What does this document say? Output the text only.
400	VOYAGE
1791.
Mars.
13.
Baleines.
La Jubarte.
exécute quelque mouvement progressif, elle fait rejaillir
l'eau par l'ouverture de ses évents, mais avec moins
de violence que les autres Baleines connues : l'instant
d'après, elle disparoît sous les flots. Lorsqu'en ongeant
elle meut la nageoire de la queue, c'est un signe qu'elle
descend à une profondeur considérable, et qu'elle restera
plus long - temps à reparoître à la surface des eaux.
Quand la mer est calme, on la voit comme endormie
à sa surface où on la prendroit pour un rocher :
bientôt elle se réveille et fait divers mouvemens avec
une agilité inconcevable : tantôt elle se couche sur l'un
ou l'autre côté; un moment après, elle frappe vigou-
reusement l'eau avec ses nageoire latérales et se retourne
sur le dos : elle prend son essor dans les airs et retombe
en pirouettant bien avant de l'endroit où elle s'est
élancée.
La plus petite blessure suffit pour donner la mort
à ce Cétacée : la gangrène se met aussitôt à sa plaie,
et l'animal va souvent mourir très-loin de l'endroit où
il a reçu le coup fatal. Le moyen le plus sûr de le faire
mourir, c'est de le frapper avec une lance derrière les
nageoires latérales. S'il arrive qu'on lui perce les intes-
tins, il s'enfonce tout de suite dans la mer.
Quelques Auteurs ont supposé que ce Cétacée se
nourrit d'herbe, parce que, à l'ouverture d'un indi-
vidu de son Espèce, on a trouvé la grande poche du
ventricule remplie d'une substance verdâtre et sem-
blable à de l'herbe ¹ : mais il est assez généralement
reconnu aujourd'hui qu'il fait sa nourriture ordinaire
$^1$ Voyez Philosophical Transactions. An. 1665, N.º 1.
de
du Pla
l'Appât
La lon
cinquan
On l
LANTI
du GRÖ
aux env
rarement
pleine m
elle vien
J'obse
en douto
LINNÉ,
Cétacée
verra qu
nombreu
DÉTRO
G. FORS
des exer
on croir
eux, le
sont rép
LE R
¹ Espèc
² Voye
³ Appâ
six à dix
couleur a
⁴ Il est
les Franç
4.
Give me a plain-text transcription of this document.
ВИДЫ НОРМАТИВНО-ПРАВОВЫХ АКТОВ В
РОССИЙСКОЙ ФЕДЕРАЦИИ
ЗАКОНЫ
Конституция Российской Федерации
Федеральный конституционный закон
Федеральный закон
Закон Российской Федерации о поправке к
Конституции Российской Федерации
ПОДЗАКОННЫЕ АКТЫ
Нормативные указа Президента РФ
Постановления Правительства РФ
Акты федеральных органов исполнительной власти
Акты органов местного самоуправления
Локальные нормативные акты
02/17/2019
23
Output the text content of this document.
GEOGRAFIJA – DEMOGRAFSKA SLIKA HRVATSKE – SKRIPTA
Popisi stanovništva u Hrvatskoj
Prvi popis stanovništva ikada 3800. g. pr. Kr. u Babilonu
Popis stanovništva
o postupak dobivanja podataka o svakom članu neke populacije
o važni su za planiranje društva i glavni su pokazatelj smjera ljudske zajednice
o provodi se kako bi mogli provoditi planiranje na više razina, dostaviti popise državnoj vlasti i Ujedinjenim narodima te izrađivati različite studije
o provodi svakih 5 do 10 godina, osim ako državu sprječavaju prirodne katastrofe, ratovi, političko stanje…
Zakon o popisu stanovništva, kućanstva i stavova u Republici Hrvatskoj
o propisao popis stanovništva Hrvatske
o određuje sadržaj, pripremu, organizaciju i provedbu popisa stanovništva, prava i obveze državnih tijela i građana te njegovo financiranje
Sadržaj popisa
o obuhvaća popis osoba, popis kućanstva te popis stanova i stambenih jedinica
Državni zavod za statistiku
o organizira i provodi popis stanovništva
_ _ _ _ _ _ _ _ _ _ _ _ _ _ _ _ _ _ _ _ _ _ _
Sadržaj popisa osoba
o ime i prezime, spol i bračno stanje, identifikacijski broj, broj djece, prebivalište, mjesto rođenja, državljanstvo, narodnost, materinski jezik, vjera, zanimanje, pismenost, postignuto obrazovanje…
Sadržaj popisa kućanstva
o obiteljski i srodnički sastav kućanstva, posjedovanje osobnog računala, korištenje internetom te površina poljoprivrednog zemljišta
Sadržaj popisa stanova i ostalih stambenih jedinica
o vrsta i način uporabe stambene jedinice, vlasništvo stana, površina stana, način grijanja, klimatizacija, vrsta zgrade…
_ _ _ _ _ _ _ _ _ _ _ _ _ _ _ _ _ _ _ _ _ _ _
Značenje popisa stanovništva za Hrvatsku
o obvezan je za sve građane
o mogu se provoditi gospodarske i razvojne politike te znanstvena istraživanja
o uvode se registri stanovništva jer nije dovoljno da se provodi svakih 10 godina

☆ ☆ ☆ ☆ ☆ ☆ ☆

:: Given task ::
Identify the lines of the entries containing the string "Федеральный". Copy each such line.

:: Solution ::
Федеральный конституционный закон
Федеральный закон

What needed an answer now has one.